_Provided data_
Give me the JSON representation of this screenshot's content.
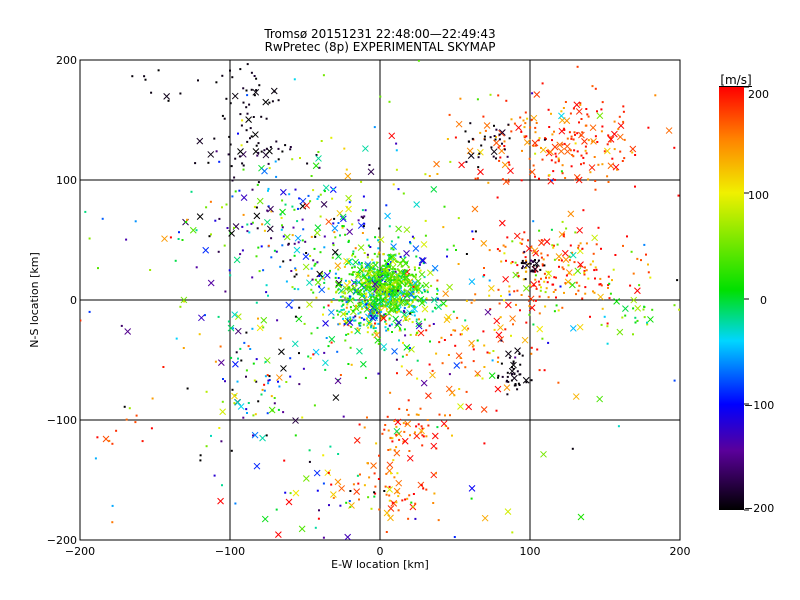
{
  "chart_data": {
    "type": "scatter",
    "title_line1": "Tromsø 20151231 22:48:00—22:49:43",
    "title_line2": "RwPretec (8p) EXPERIMENTAL SKYMAP",
    "xlabel": "E-W location [km]",
    "ylabel": "N-S location [km]",
    "xlim": [
      -200,
      200
    ],
    "ylim": [
      -200,
      200
    ],
    "x_ticks": [
      "−200",
      "−100",
      "0",
      "100",
      "200"
    ],
    "y_ticks": [
      "−200",
      "−100",
      "0",
      "100",
      "200"
    ],
    "grid_x": [
      -100,
      0,
      100
    ],
    "grid_y": [
      -100,
      0,
      100
    ],
    "markers": [
      "cross (x)",
      "dot (·)"
    ],
    "colorbar": {
      "label": "[m/s]",
      "min": -200,
      "max": 200,
      "ticks": [
        "200",
        "100",
        "0",
        "−100",
        "−200"
      ],
      "stops": [
        "#000000",
        "#5a009a",
        "#0000ff",
        "#00d6ff",
        "#00e000",
        "#f0f000",
        "#ff8000",
        "#ff0000"
      ]
    },
    "clusters": [
      {
        "name": "center",
        "x": 0,
        "y": 5,
        "sx": 18,
        "sy": 18,
        "n": 700,
        "v": 10,
        "vs": 70
      },
      {
        "name": "center-core",
        "x": 5,
        "y": 15,
        "sx": 10,
        "sy": 10,
        "n": 250,
        "v": 40,
        "vs": 25
      },
      {
        "name": "ne-upper",
        "x": 110,
        "y": 128,
        "sx": 28,
        "sy": 18,
        "n": 160,
        "v": 175,
        "vs": 30
      },
      {
        "name": "ne-far",
        "x": 140,
        "y": 140,
        "sx": 25,
        "sy": 20,
        "n": 60,
        "v": 180,
        "vs": 25
      },
      {
        "name": "ne-upper-black",
        "x": 72,
        "y": 130,
        "sx": 10,
        "sy": 10,
        "n": 30,
        "v": -190,
        "vs": 10
      },
      {
        "name": "e-mid",
        "x": 115,
        "y": 25,
        "sx": 25,
        "sy": 18,
        "n": 200,
        "v": 160,
        "vs": 50
      },
      {
        "name": "e-mid-black",
        "x": 100,
        "y": 27,
        "sx": 6,
        "sy": 5,
        "n": 25,
        "v": -190,
        "vs": 10
      },
      {
        "name": "e-right-green",
        "x": 170,
        "y": -15,
        "sx": 15,
        "sy": 10,
        "n": 30,
        "v": 30,
        "vs": 40
      },
      {
        "name": "se-red",
        "x": 50,
        "y": -40,
        "sx": 30,
        "sy": 25,
        "n": 90,
        "v": 160,
        "vs": 40
      },
      {
        "name": "se-black",
        "x": 90,
        "y": -62,
        "sx": 5,
        "sy": 8,
        "n": 40,
        "v": -195,
        "vs": 5
      },
      {
        "name": "s-red",
        "x": 20,
        "y": -110,
        "sx": 15,
        "sy": 10,
        "n": 60,
        "v": 170,
        "vs": 30
      },
      {
        "name": "s-low-red",
        "x": 10,
        "y": -155,
        "sx": 15,
        "sy": 15,
        "n": 60,
        "v": 170,
        "vs": 30
      },
      {
        "name": "w-upper-mix",
        "x": -60,
        "y": 60,
        "sx": 35,
        "sy": 30,
        "n": 220,
        "v": -60,
        "vs": 100
      },
      {
        "name": "nw-black",
        "x": -85,
        "y": 170,
        "sx": 10,
        "sy": 15,
        "n": 40,
        "v": -195,
        "vs": 5
      },
      {
        "name": "nw-mid",
        "x": -85,
        "y": 125,
        "sx": 15,
        "sy": 10,
        "n": 40,
        "v": -190,
        "vs": 10
      },
      {
        "name": "nw-top",
        "x": -150,
        "y": 185,
        "sx": 12,
        "sy": 10,
        "n": 10,
        "v": -195,
        "vs": 5
      },
      {
        "name": "w-lower",
        "x": -80,
        "y": -60,
        "sx": 30,
        "sy": 40,
        "n": 120,
        "v": -20,
        "vs": 120
      },
      {
        "name": "sw-far",
        "x": -170,
        "y": -110,
        "sx": 15,
        "sy": 10,
        "n": 10,
        "v": 180,
        "vs": 20
      },
      {
        "name": "s-center",
        "x": -40,
        "y": -160,
        "sx": 25,
        "sy": 20,
        "n": 40,
        "v": 20,
        "vs": 140
      },
      {
        "name": "scatter-bg",
        "x": 0,
        "y": 0,
        "sx": 100,
        "sy": 100,
        "n": 200,
        "v": 0,
        "vs": 130
      }
    ]
  }
}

_What is expected_
Find the lines above holding the word "location" and show them.

_Response to the exercise_
    "xlabel": "E-W location [km]",
    "ylabel": "N-S location [km]",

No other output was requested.